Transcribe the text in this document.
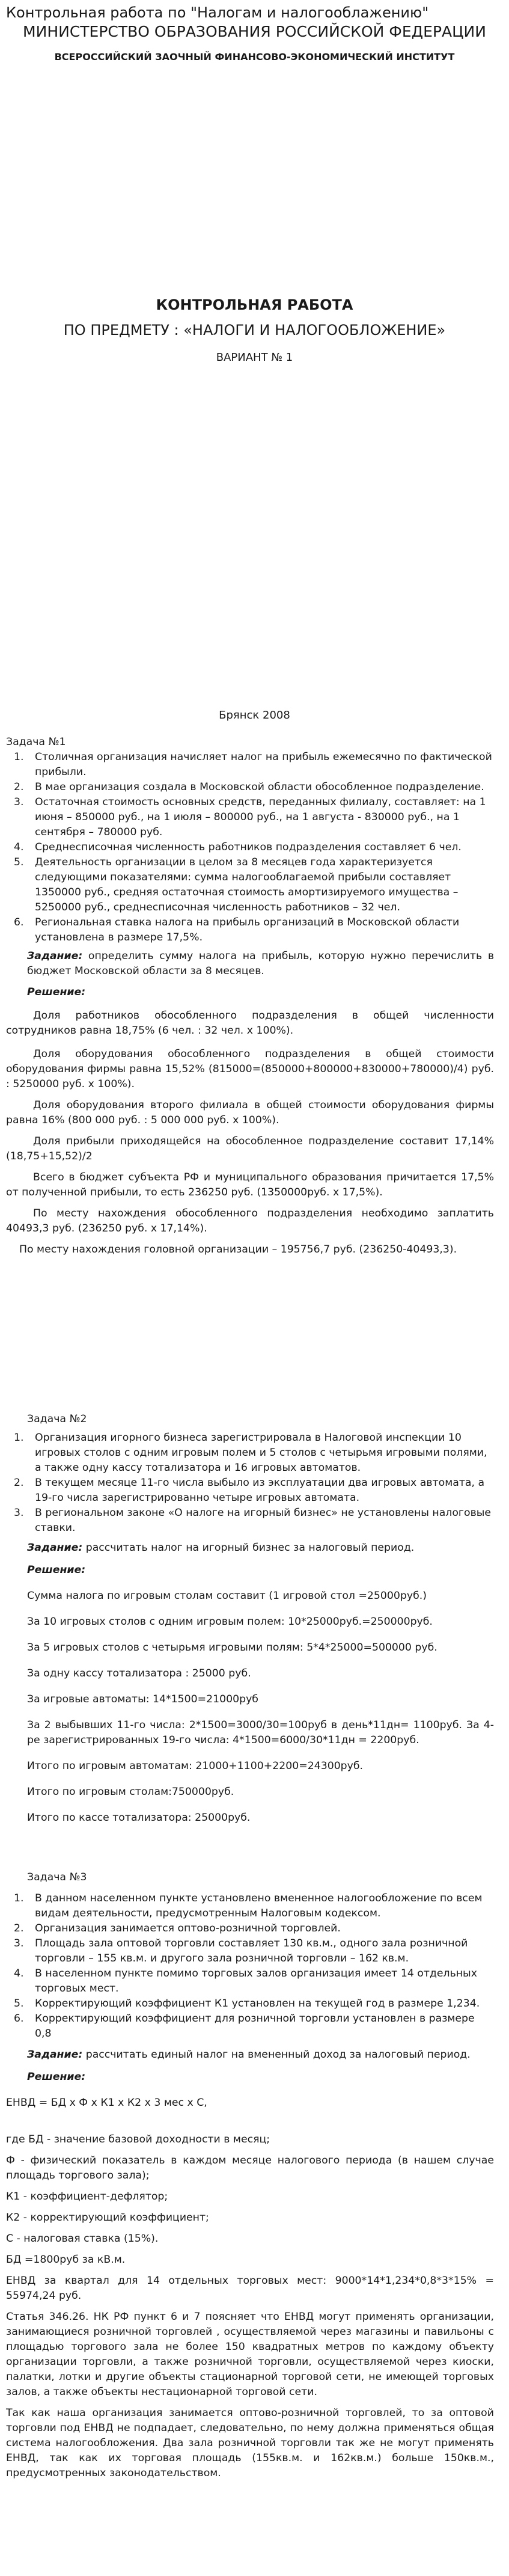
Контрольная работа по "Налогам и налогооблажению"
МИНИСТЕРСТВО ОБРАЗОВАНИЯ РОССИЙСКОЙ ФЕДЕРАЦИИ
ВСЕРОССИЙСКИЙ ЗАОЧНЫЙ ФИНАНСОВО-ЭКОНОМИЧЕСКИЙ ИНСТИТУТ
КОНТРОЛЬНАЯ РАБОТА
ПО ПРЕДМЕТУ : «НАЛОГИ И НАЛОГООБЛОЖЕНИЕ»
ВАРИАНТ № 1
Брянск 2008

Задача №1

Столичная организация начисляет налог на прибыль ежемесячно по фактической прибыли.
В мае организация создала в Московской области обособленное подразделение.
Остаточная стоимость основных средств, переданных филиалу, составляет: на 1 июня – 850000 руб., на 1 июля – 800000 руб., на 1 августа - 830000 руб., на 1 сентября – 780000 руб.
Среднесписочная численность работников подразделения составляет 6 чел.
Деятельность организации в целом за 8 месяцев года характеризуется следующими показателями: сумма налогооблагаемой прибыли составляет 1350000 руб., средняя остаточная стоимость амортизируемого имущества – 5250000 руб., среднесписочная численность работников – 32 чел.
Региональная ставка налога на прибыль организаций в Московской области установлена в размере 17,5%.

Задание: определить сумму налога на прибыль, которую нужно перечислить в бюджет Московской области за 8 месяцев.

Решение:

Доля работников обособленного подразделения в общей численности сотрудников равна 18,75% (6 чел. : 32 чел. х 100%).

Доля оборудования обособленного подразделения в общей стоимости оборудования фирмы равна 15,52% (815000=(850000+800000+830000+780000)/4) руб. : 5250000 руб. х 100%).

Доля оборудования второго филиала в общей стоимости оборудования фирмы равна 16% (800 000 руб. : 5 000 000 руб. х 100%).

Доля прибыли приходящейся на обособленное подразделение составит 17,14% (18,75+15,52)/2

Всего в бюджет субъекта РФ и муниципального образования причитается 17,5% от полученной прибыли, то есть 236250 руб. (1350000руб. х 17,5%).

По месту нахождения обособленного подразделения необходимо заплатить 40493,3 руб. (236250 руб. х 17,14%).

По месту нахождения головной организации – 195756,7 руб. (236250-40493,3).

Задача №2

Организация игорного бизнеса зарегистрировала в Налоговой инспекции 10 игровых столов с одним игровым полем и 5 столов с четырьмя игровыми полями, а также одну кассу тотализатора и 16 игровых автоматов.
В текущем месяце 11-го числа выбыло из эксплуатации два игровых автомата, а 19-го числа зарегистрированно четыре игровых автомата.
В региональном законе «О налоге на игорный бизнес» не установлены налоговые ставки.

Задание: рассчитать налог на игорный бизнес за налоговый период.

Решение:

Сумма налога по игровым столам составит (1 игровой стол =25000руб.)

За 10 игровых столов с одним игровым полем: 10*25000руб.=250000руб.

За 5 игровых столов с четырьмя игровыми полям: 5*4*25000=500000 руб.

За одну кассу тотализатора : 25000 руб.

За игровые автоматы: 14*1500=21000руб

За 2 выбывших 11-го числа: 2*1500=3000/30=100руб в день*11дн= 1100руб. За 4-ре зарегистрированных 19-го числа: 4*1500=6000/30*11дн = 2200руб.

Итого по игровым автоматам: 21000+1100+2200=24300руб.

Итого по игровым столам:750000руб.

Итого по кассе тотализатора: 25000руб.

Задача №3

В данном населенном пункте установлено вмененное налогообложение по всем видам деятельности, предусмотренным Налоговым кодексом.
Организация занимается оптово-розничной торговлей.
Площадь зала оптовой торговли составляет 130 кв.м., одного зала розничной торговли – 155 кв.м. и другого зала розничной торговли – 162 кв.м.
В населенном пункте помимо торговых залов организация имеет 14 отдельных торговых мест.
Корректирующий коэффициент К1 установлен на текущей год в размере 1,234.
Корректирующий коэффициент для розничной торговли установлен в размере 0,8

Задание: рассчитать единый налог на вмененный доход за налоговый период.

Решение:

ЕНВД = БД х Ф х К1 х К2 х 3 мес х С,

где БД - значение базовой доходности в месяц;

Ф - физический показатель в каждом месяце налогового периода (в нашем случае площадь торгового зала);

К1 - коэффициент-дефлятор;

К2 - корректирующий коэффициент;

С - налоговая ставка (15%).

БД =1800руб за кВ.м.

ЕНВД за квартал для 14 отдельных торговых мест: 9000*14*1,234*0,8*3*15% = 55974,24 руб.

Статья 346.26. НК РФ пункт 6 и 7 поясняет что ЕНВД могут применять организации, занимающиеся розничной торговлей , осуществляемой через магазины и павильоны с площадью торгового зала не более 150 квадратных метров по каждому объекту организации торговли, а также розничной торговли, осуществляемой через киоски, палатки, лотки и другие объекты стационарной торговой сети, не имеющей торговых залов, а также объекты нестационарной торговой сети.

Так как наша организация занимается оптово-розничной торговлей, то за оптовой торговли под ЕНВД не подпадает, следовательно, по нему должна применяться общая система налогообложения. Два зала розничной торговли так же не могут применять ЕНВД, так как их торговая площадь (155кв.м. и 162кв.м.) больше 150кв.м., предусмотренных законодательством.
----------
▶ YOUR INSTRUCTIONS
Pull every line containing "занимается" out of the records.

▶ WRITTEN ANSWER
Организация занимается оптово-розничной торговлей.
Так как наша организация занимается оптово-розничной торговлей, то за оптовой торговли под ЕНВД не подпадает, следовательно, по нему должна применяться общая система налогообложения. Два зала розничной торговли так же не могут применять ЕНВД, так как их торговая площадь (155кв.м. и 162кв.м.) больше 150кв.м., предусмотренных законодательством.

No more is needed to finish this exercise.